§ STATED GOAL: Reproduce the records that follow in full, excluding any picture they contain.

## Begin

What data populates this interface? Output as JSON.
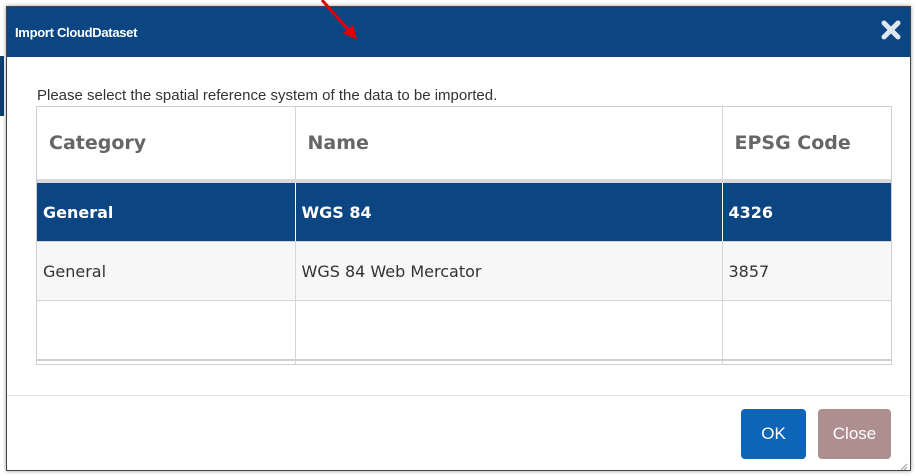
{
  "dialog": {
    "title": "Import CloudDataset",
    "instruction": "Please select the spatial reference system of the data to be imported.",
    "ok_label": "OK",
    "close_label": "Close"
  },
  "table": {
    "columns": [
      "Category",
      "Name",
      "EPSG Code"
    ],
    "rows": [
      {
        "category": "General",
        "name": "WGS 84",
        "epsg": "4326",
        "selected": true
      },
      {
        "category": "General",
        "name": "WGS 84 Web Mercator",
        "epsg": "3857",
        "selected": false
      }
    ]
  },
  "colors": {
    "titlebar": "#0c4682",
    "selected_row": "#0c4682",
    "ok_button": "#0e64b6",
    "close_button": "#ad8f8f",
    "annotation_arrow": "#e00000"
  },
  "icons": {
    "close": "close-x-icon",
    "arrow": "red-arrow-annotation",
    "resize": "resize-grip-icon"
  }
}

## End

§ EXERCISE RESULT:
What data populates this interface? Output as JSON.
{
  "dialog": {
    "title": "Import CloudDataset",
    "instruction": "Please select the spatial reference system of the data to be imported.",
    "ok_label": "OK",
    "close_label": "Close"
  },
  "table": {
    "columns": [
      "Category",
      "Name",
      "EPSG Code"
    ],
    "rows": [
      {
        "category": "General",
        "name": "WGS 84",
        "epsg": "4326",
        "selected": true
      },
      {
        "category": "General",
        "name": "WGS 84 Web Mercator",
        "epsg": "3857",
        "selected": false
      }
    ]
  },
  "colors": {
    "titlebar": "#0c4682",
    "selected_row": "#0c4682",
    "ok_button": "#0e64b6",
    "close_button": "#ad8f8f",
    "annotation_arrow": "#e00000"
  },
  "icons": {
    "close": "close-x-icon",
    "arrow": "red-arrow-annotation",
    "resize": "resize-grip-icon"
  }
}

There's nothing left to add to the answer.